- _Exercise description_: Skip the images. Copy the records exactly as written.

- _Records supplied_:
= = = = =
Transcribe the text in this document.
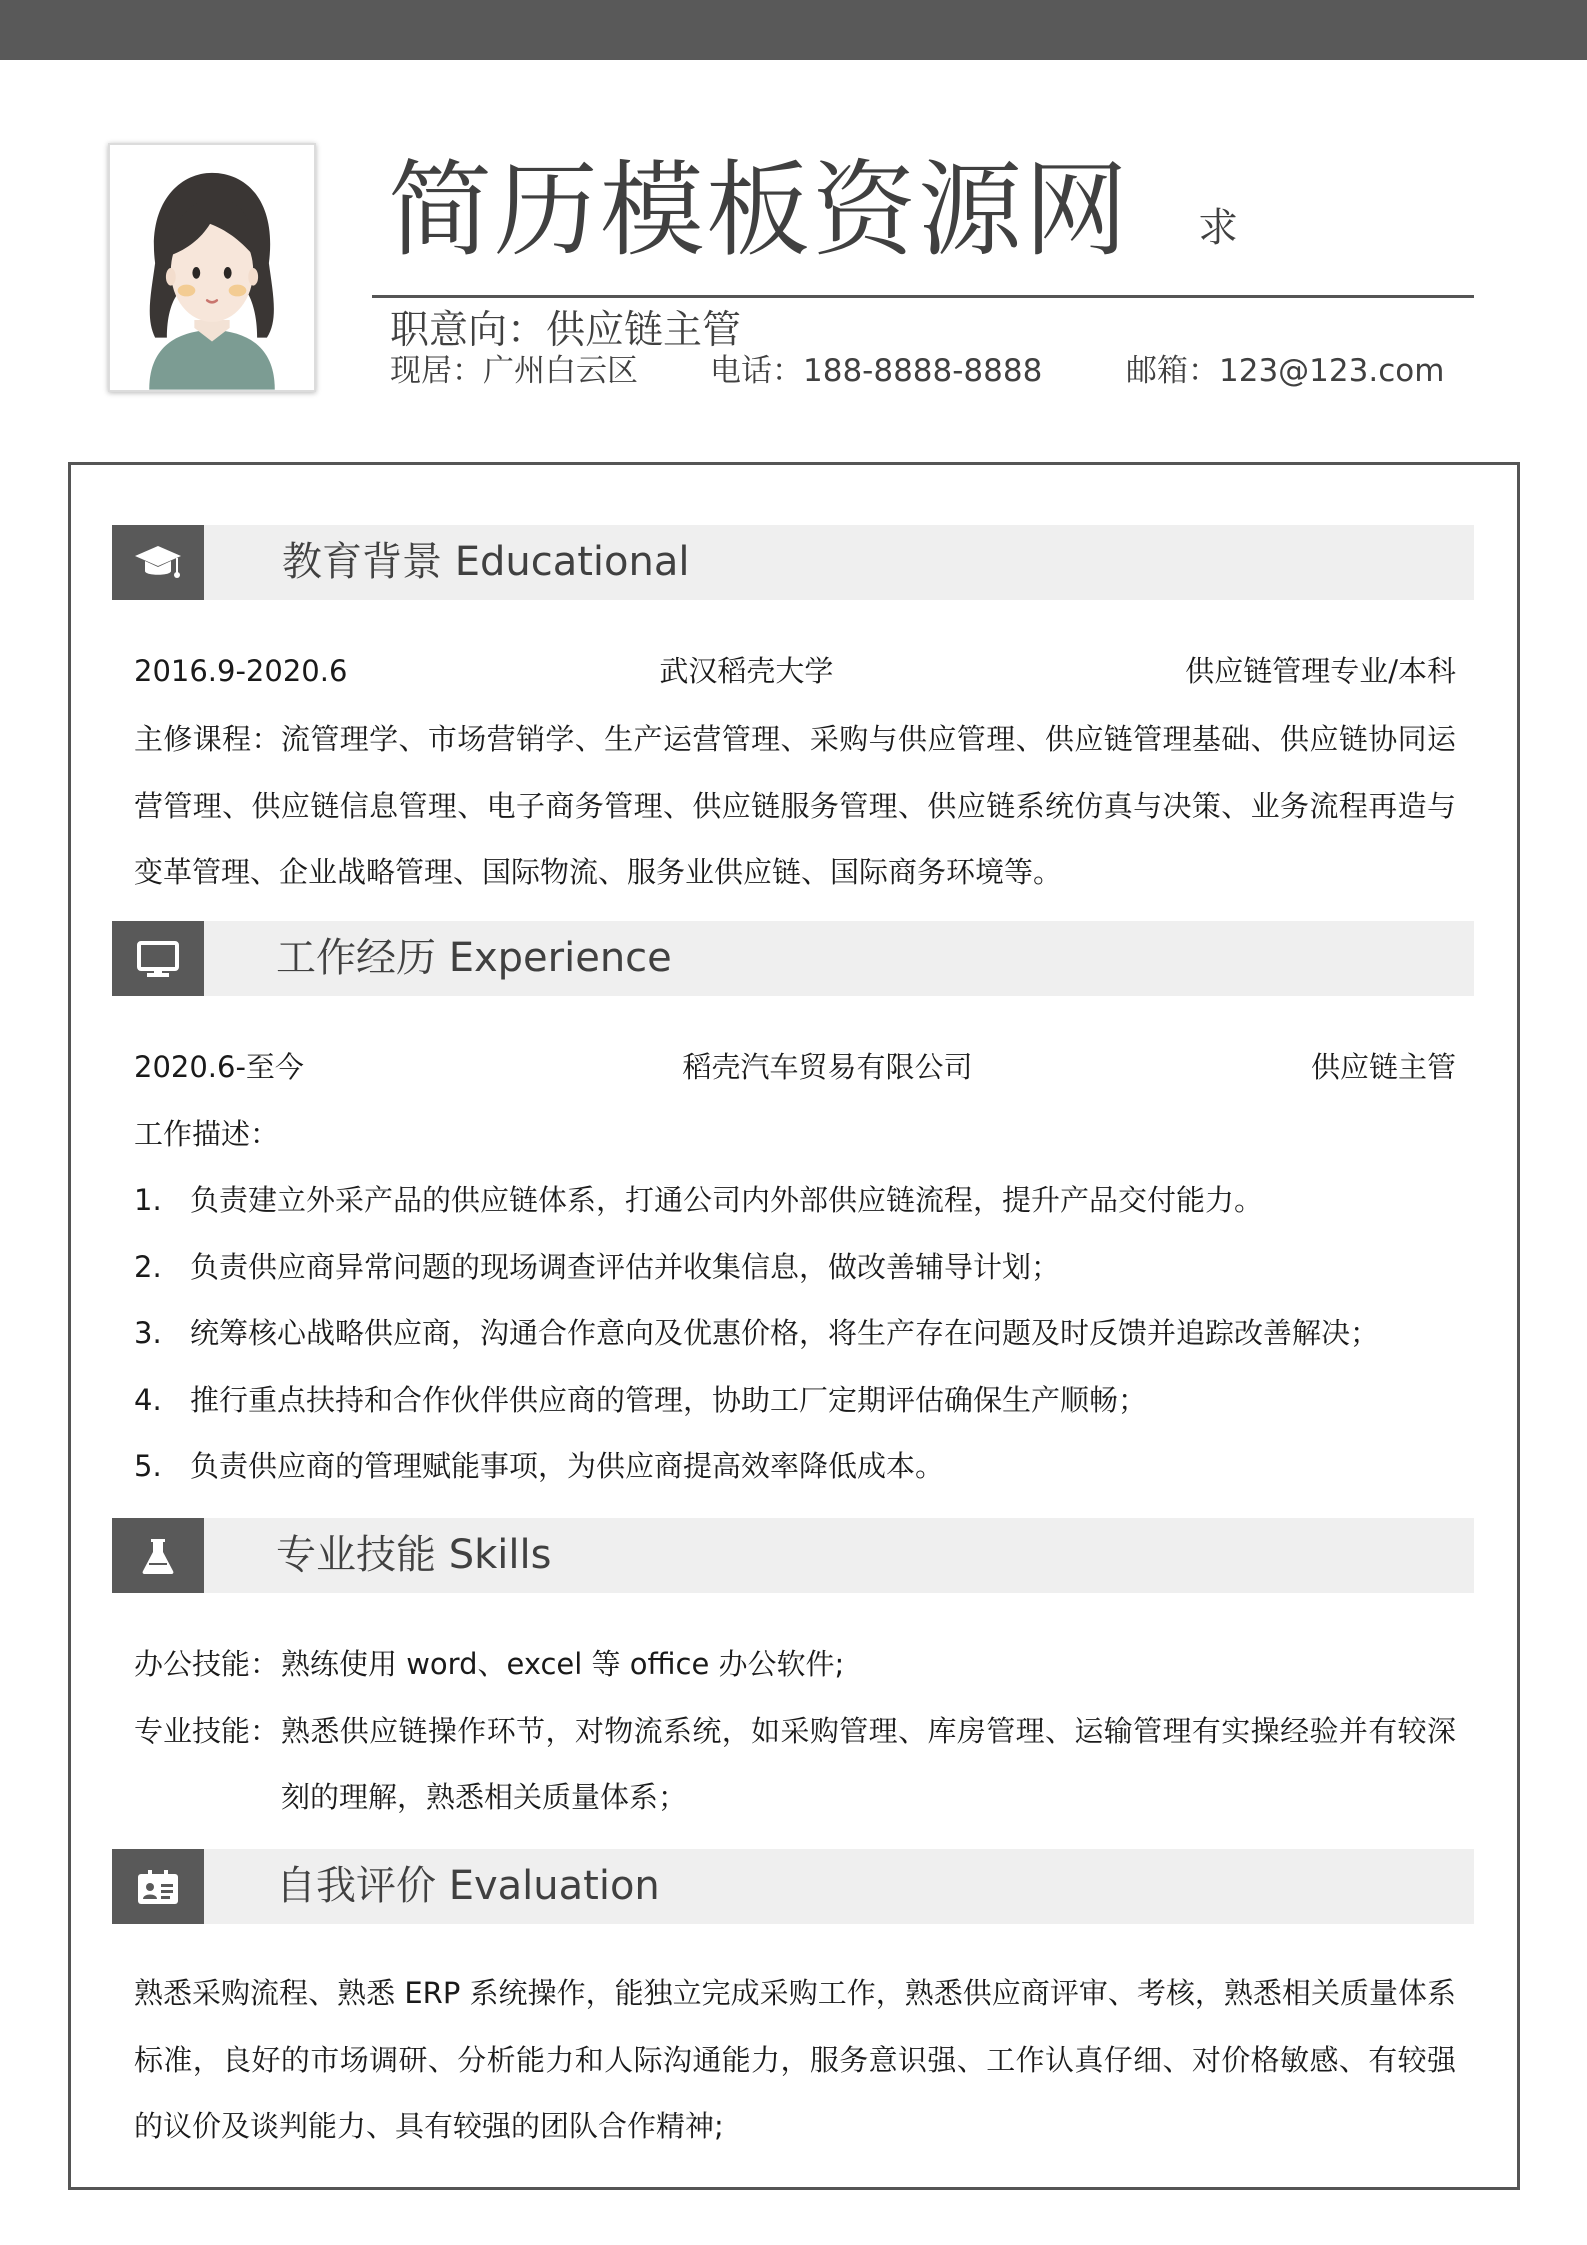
简历模板资源网 求
职意向：供应链主管
现居：广州白云区 电话：188-8888-8888	邮箱：123@123.com
教育背景 Educational
2016.9-2020.6	武汉稻壳大学	供应链管理专业/本科
主修课程：流管理学、市场营销学、生产运营管理、采购与供应管理、供应链管理基础、供应链协同运营管理、供应链信息管理、电子商务管理、供应链服务管理、供应链系统仿真与决策、业务流程再造与变革管理、企业战略管理、国际物流、服务业供应链、国际商务环境等。
工作经历 Experience
2020.6-至今	稻壳汽车贸易有限公司	供应链主管
工作描述：
1. 负责建立外采产品的供应链体系，打通公司内外部供应链流程，提升产品交付能力。
2. 负责供应商异常问题的现场调查评估并收集信息，做改善辅导计划；
3. 统筹核心战略供应商，沟通合作意向及优惠价格，将生产存在问题及时反馈并追踪改善解决；
4. 推行重点扶持和合作伙伴供应商的管理，协助工厂定期评估确保生产顺畅；
5. 负责供应商的管理赋能事项，为供应商提高效率降低成本。
专业技能 Skills
办公技能： 熟练使用 word、excel 等 office 办公软件;
专业技能： 熟悉供应链操作环节，对物流系统，如采购管理、库房管理、运输管理有实操经验并有较深刻的理解，熟悉相关质量体系；
自我评价 Evaluation
熟悉采购流程、熟悉 ERP 系统操作，能独立完成采购工作，熟悉供应商评审、考核，熟悉相关质量体系标准，良好的市场调研、分析能力和人际沟通能力，服务意识强、工作认真仔细、对价格敏感、有较强的议价及谈判能力、具有较强的团队合作精神;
= = = = =
- _Completed exercise_:
Transcribe the text in this document.
简历模板资源网 求
职意向：供应链主管
现居：广州白云区 电话：188-8888-8888	邮箱：123@123.com
教育背景 Educational
2016.9-2020.6	武汉稻壳大学	供应链管理专业/本科
主修课程：流管理学、市场营销学、生产运营管理、采购与供应管理、供应链管理基础、供应链协同运营管理、供应链信息管理、电子商务管理、供应链服务管理、供应链系统仿真与决策、业务流程再造与变革管理、企业战略管理、国际物流、服务业供应链、国际商务环境等。
工作经历 Experience
2020.6-至今	稻壳汽车贸易有限公司	供应链主管
工作描述：
1. 负责建立外采产品的供应链体系，打通公司内外部供应链流程，提升产品交付能力。
2. 负责供应商异常问题的现场调查评估并收集信息，做改善辅导计划；
3. 统筹核心战略供应商，沟通合作意向及优惠价格，将生产存在问题及时反馈并追踪改善解决；
4. 推行重点扶持和合作伙伴供应商的管理，协助工厂定期评估确保生产顺畅；
5. 负责供应商的管理赋能事项，为供应商提高效率降低成本。
专业技能 Skills
办公技能： 熟练使用 word、excel 等 office 办公软件;
专业技能： 熟悉供应链操作环节，对物流系统，如采购管理、库房管理、运输管理有实操经验并有较深刻的理解，熟悉相关质量体系；
自我评价 Evaluation
熟悉采购流程、熟悉 ERP 系统操作，能独立完成采购工作，熟悉供应商评审、考核，熟悉相关质量体系标准，良好的市场调研、分析能力和人际沟通能力，服务意识强、工作认真仔细、对价格敏感、有较强的议价及谈判能力、具有较强的团队合作精神;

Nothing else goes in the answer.